Problem to work on: How many lines in this data contain the string "that"? Reply with the number only.

## START Data to use

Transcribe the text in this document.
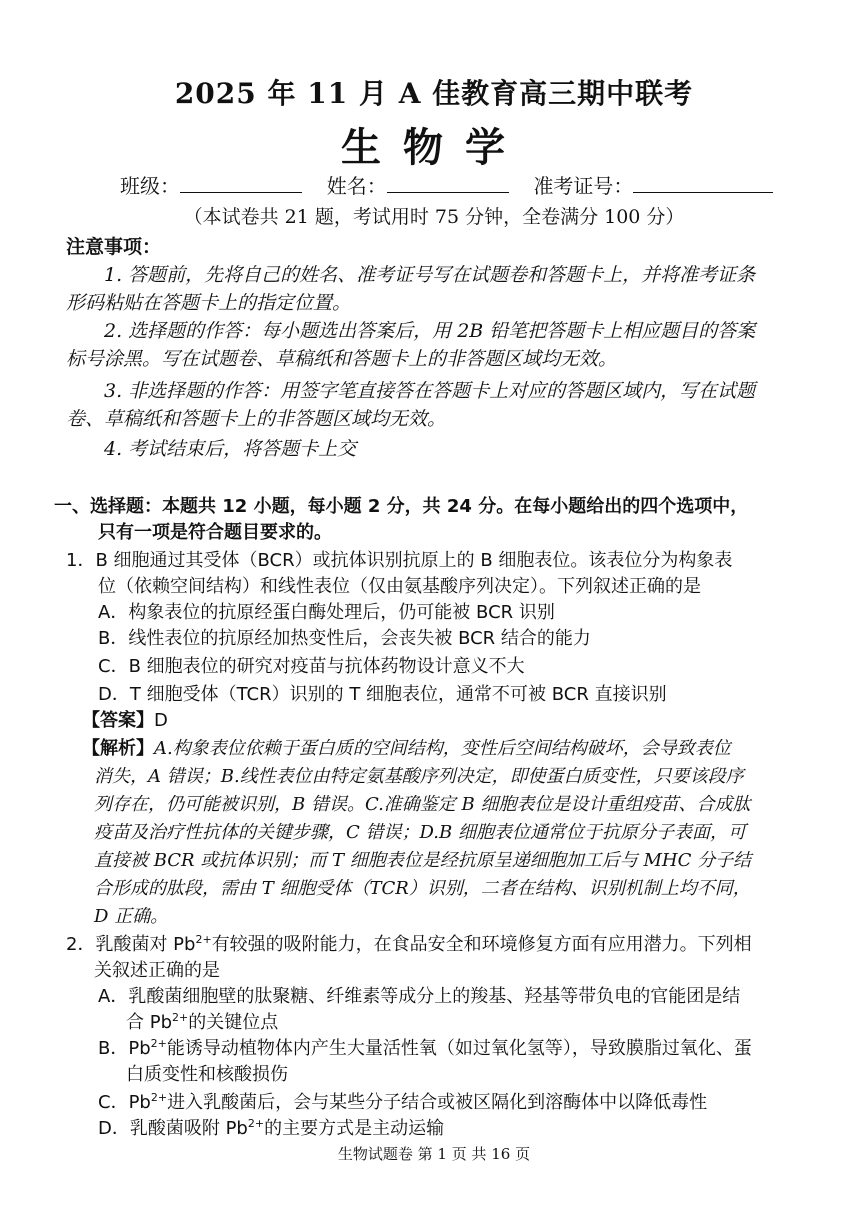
2025 年 11 月 A 佳教育高三期中联考
生物学
班级：	姓名：	准考证号：
（本试卷共 21 题，考试用时 75 分钟，全卷满分 100 分）
注意事项：
1. 答题前，先将自己的姓名、准考证号写在试题卷和答题卡上，并将准考证条
形码粘贴在答题卡上的指定位置。
2. 选择题的作答：每小题选出答案后，用 2B 铅笔把答题卡上相应题目的答案
标号涂黑。写在试题卷、草稿纸和答题卡上的非答题区域均无效。
3. 非选择题的作答：用签字笔直接答在答题卡上对应的答题区域内，写在试题
卷、草稿纸和答题卡上的非答题区域均无效。
4. 考试结束后，将答题卡上交
一、选择题：本题共 12 小题，每小题 2 分，共 24 分。在每小题给出的四个选项中，
只有一项是符合题目要求的。
1．B 细胞通过其受体（BCR）或抗体识别抗原上的 B 细胞表位。该表位分为构象表
位（依赖空间结构）和线性表位（仅由氨基酸序列决定）。下列叙述正确的是
A．构象表位的抗原经蛋白酶处理后，仍可能被 BCR 识别
B．线性表位的抗原经加热变性后，会丧失被 BCR 结合的能力
C．B 细胞表位的研究对疫苗与抗体药物设计意义不大
D．T 细胞受体（TCR）识别的 T 细胞表位，通常不可被 BCR 直接识别
【答案】D
【解析】A.构象表位依赖于蛋白质的空间结构，变性后空间结构破坏，会导致表位
消失，A 错误；B.线性表位由特定氨基酸序列决定，即使蛋白质变性，只要该段序
列存在，仍可能被识别，B 错误。C.准确鉴定 B 细胞表位是设计重组疫苗、合成肽
疫苗及治疗性抗体的关键步骤，C 错误；D.B 细胞表位通常位于抗原分子表面，可
直接被 BCR 或抗体识别；而 T 细胞表位是经抗原呈递细胞加工后与 MHC 分子结
合形成的肽段，需由 T 细胞受体（TCR）识别，二者在结构、识别机制上均不同，
D 正确。
2．乳酸菌对 $Pb^{2+}$有较强的吸附能力，在食品安全和环境修复方面有应用潜力。下列相
关叙述正确的是
A．乳酸菌细胞壁的肽聚糖、纤维素等成分上的羧基、羟基等带负电的官能团是结
合 $Pb^{2+}$的关键位点
B．$Pb^{2+}$能诱导动植物体内产生大量活性氧（如过氧化氢等），导致膜脂过氧化、蛋
白质变性和核酸损伤
C．$Pb^{2+}$进入乳酸菌后，会与某些分子结合或被区隔化到溶酶体中以降低毒性
D．乳酸菌吸附 $Pb^{2+}$的主要方式是主动运输
生物试题卷 第 1 页 共 16 页
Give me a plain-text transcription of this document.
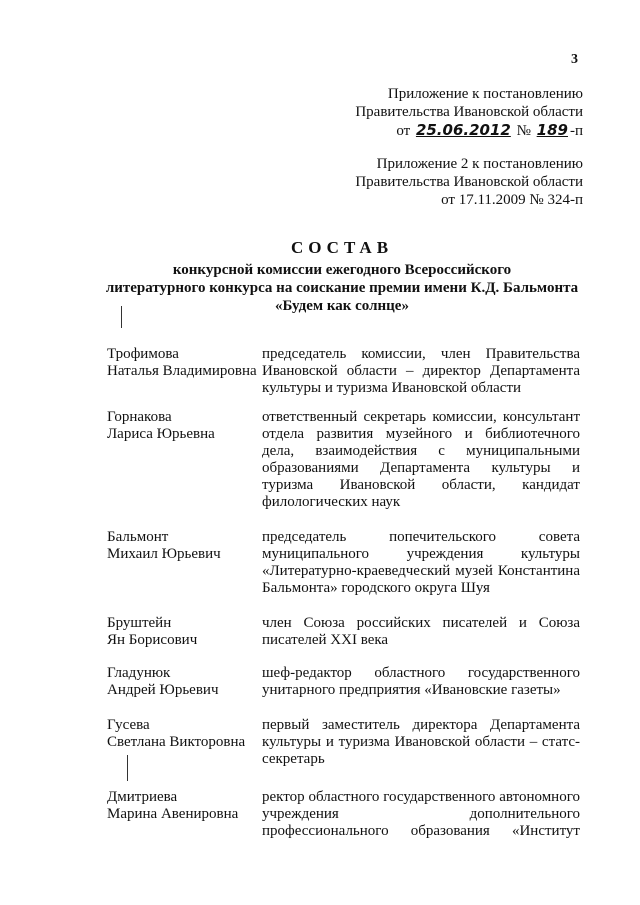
3
Приложение к постановлению
Правительства Ивановской области
от 25.06.2012 № 189 -п
Приложение 2 к постановлению
Правительства Ивановской области
от 17.11.2009 № 324-п
СОСТАВ
конкурсной комиссии ежегодного Всероссийского
литературного конкурса на соискание премии имени К.Д. Бальмонта
«Будем как солнце»
Трофимова
Наталья Владимировна
председатель комиссии, член Правительства Ивановской области – директор Департамента культуры и туризма Ивановской области
Горнакова
Лариса Юрьевна
ответственный секретарь комиссии, консультант отдела развития музейного и библиотечного дела, взаимодействия с муниципальными образованиями Департамента культуры и туризма Ивановской области, кандидат филологических наук
Бальмонт
Михаил Юрьевич
председатель попечительского совета муниципального учреждения культуры «Литературно-краеведческий музей Константина Бальмонта» городского округа Шуя
Бруштейн
Ян Борисович
член Союза российских писателей и Союза писателей XXI века
Гладунюк
Андрей Юрьевич
шеф-редактор областного государственного унитарного предприятия «Ивановские газеты»
Гусева
Светлана Викторовна
первый заместитель директора Департамента культуры и туризма Ивановской области – статс-секретарь
Дмитриева
Марина Авенировна
ректор областного государственного автономного учреждения дополнительного профессионального образования «Институт
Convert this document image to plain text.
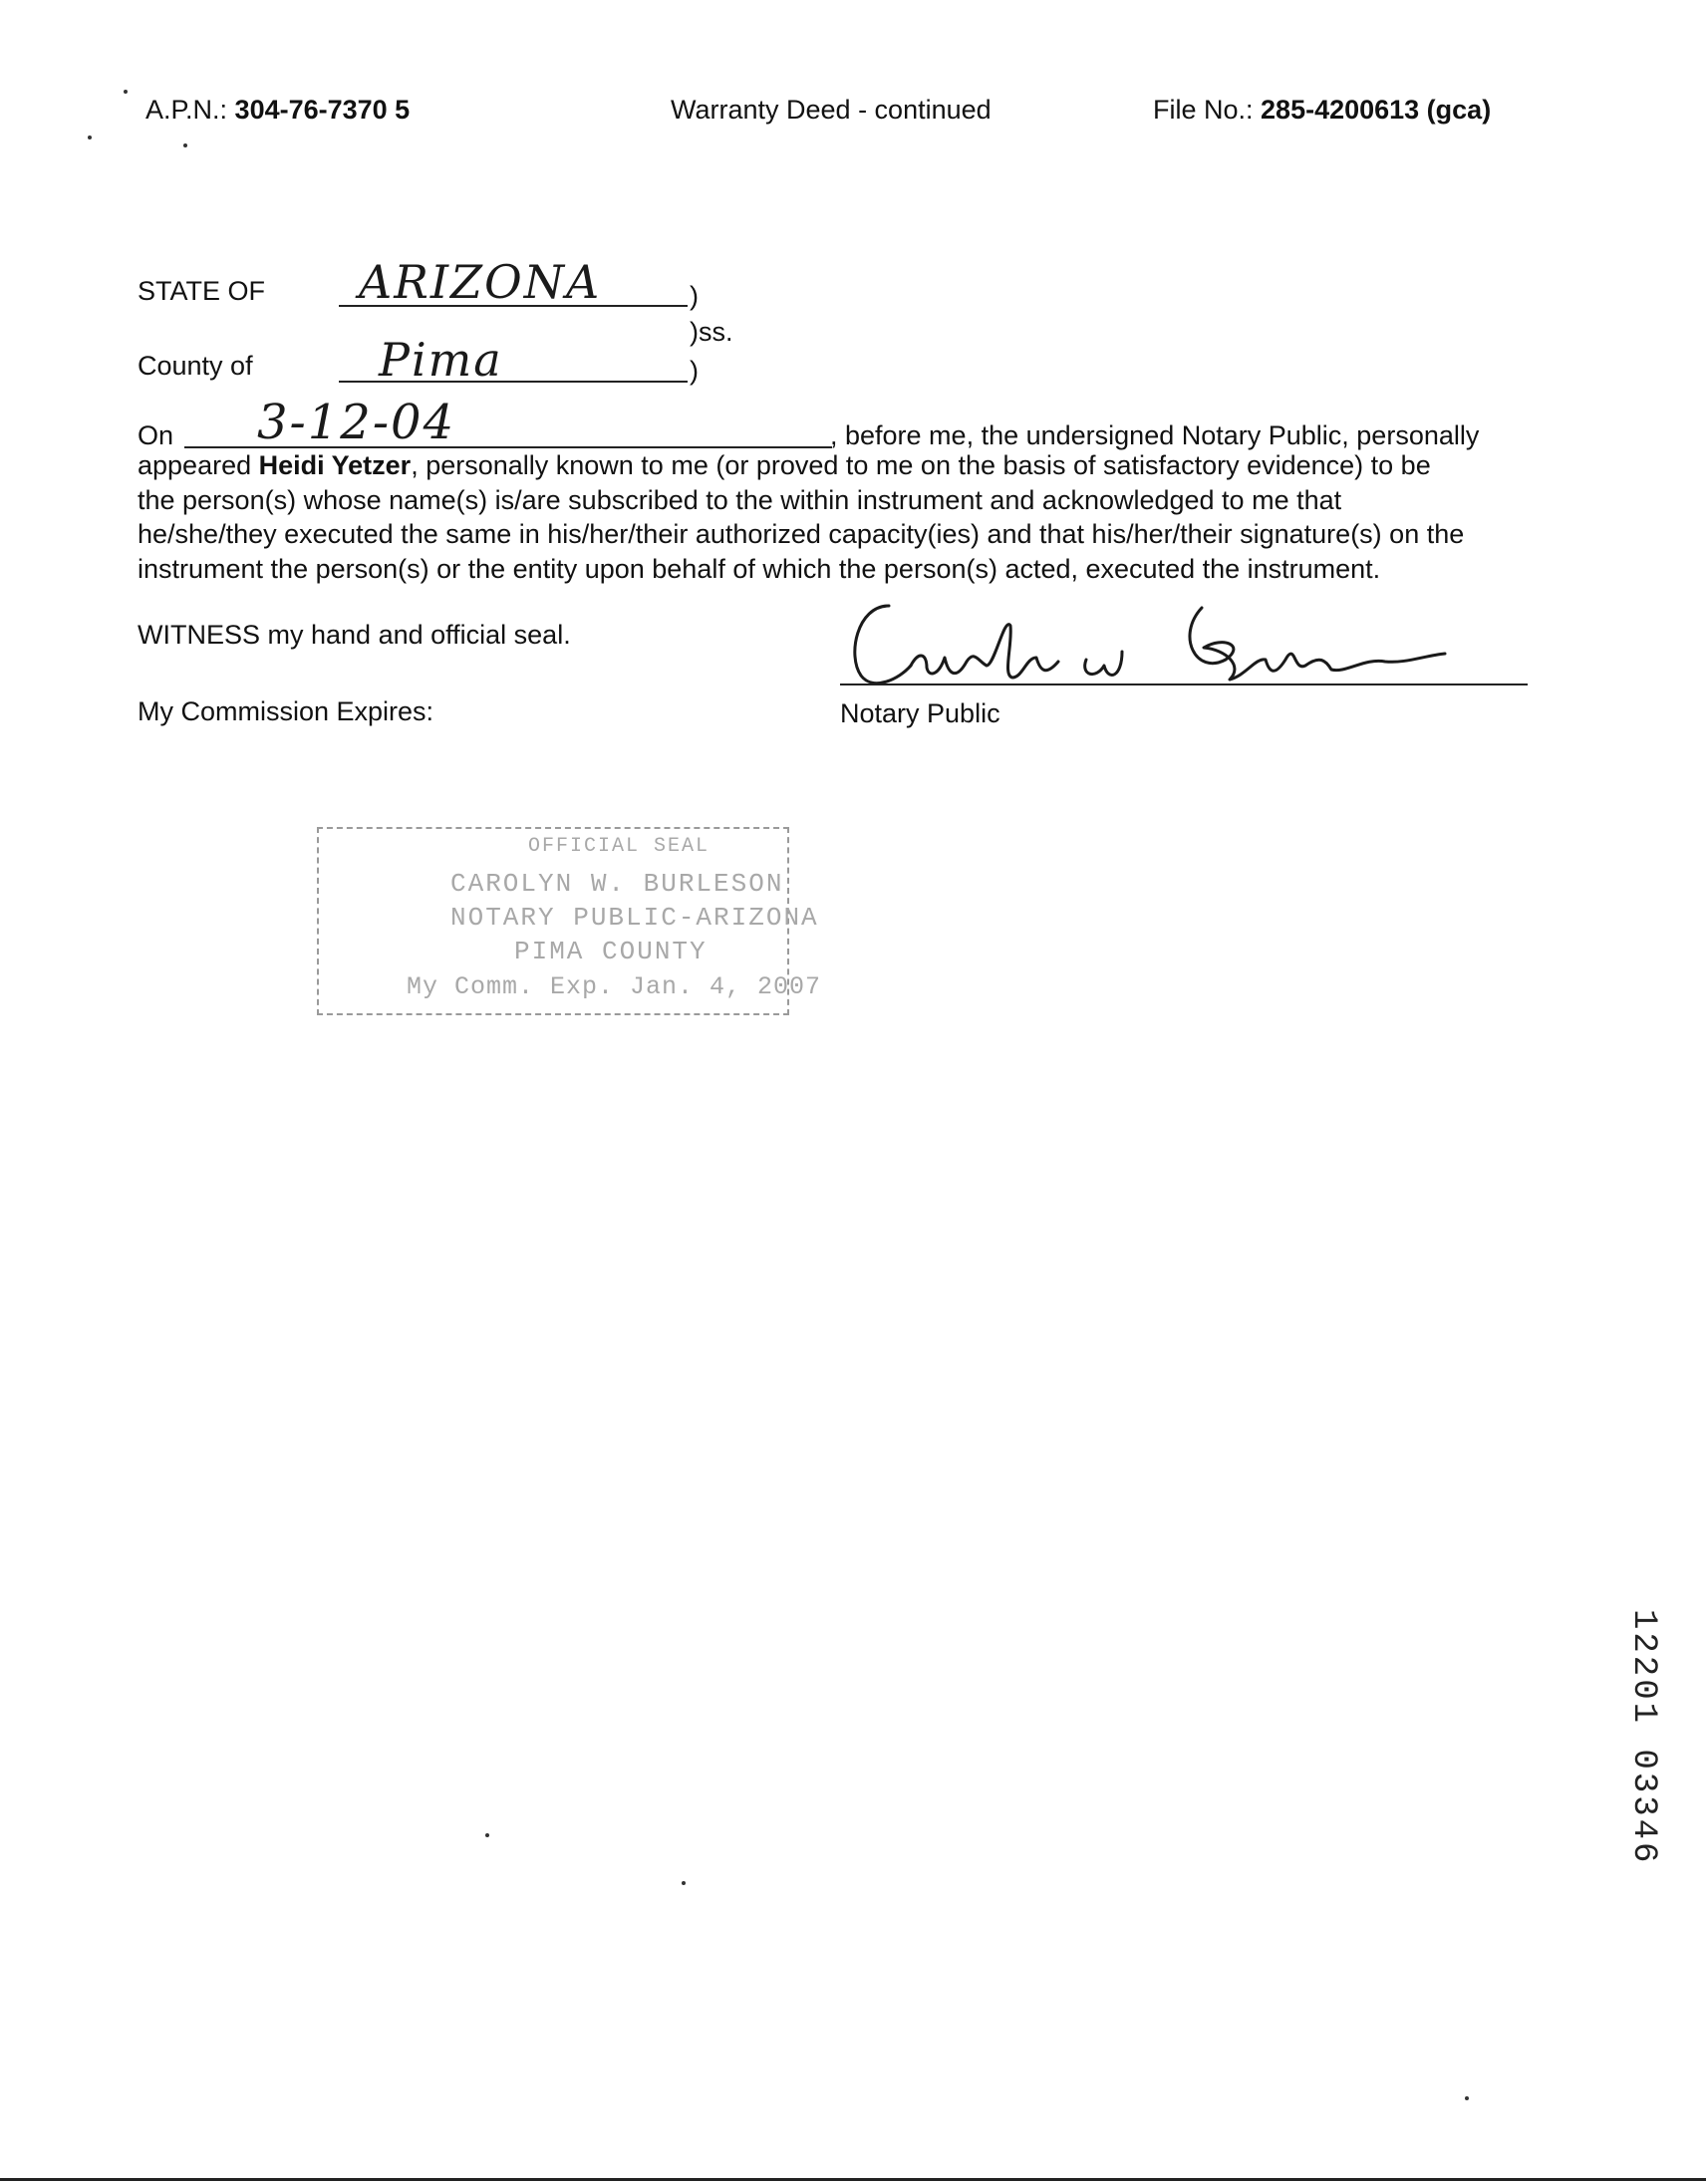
A.P.N.: 304-76-7370 5	Warranty Deed - continued	File No.: 285-4200613 (gca)
STATE OF ARIZONA	)
)ss.
County of	Pima	)
On 3-12-04	, before me, the undersigned Notary Public, personally
appeared Heidi Yetzer, personally known to me (or proved to me on the basis of satisfactory evidence) to be
the person(s) whose name(s) is/are subscribed to the within instrument and acknowledged to me that
he/she/they executed the same in his/her/their authorized capacity(ies) and that his/her/their signature(s) on the
instrument the person(s) or the entity upon behalf of which the person(s) acted, executed the instrument.
WITNESS my hand and official seal.
My Commission Expires:	Notary Public
OFFICIAL SEAL
CAROLYN W. BURLESON
NOTARY PUBLIC-ARIZONA
PIMA COUNTY
My Comm. Exp. Jan. 4, 2007
12201 03346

## END Data to use

Task result: 2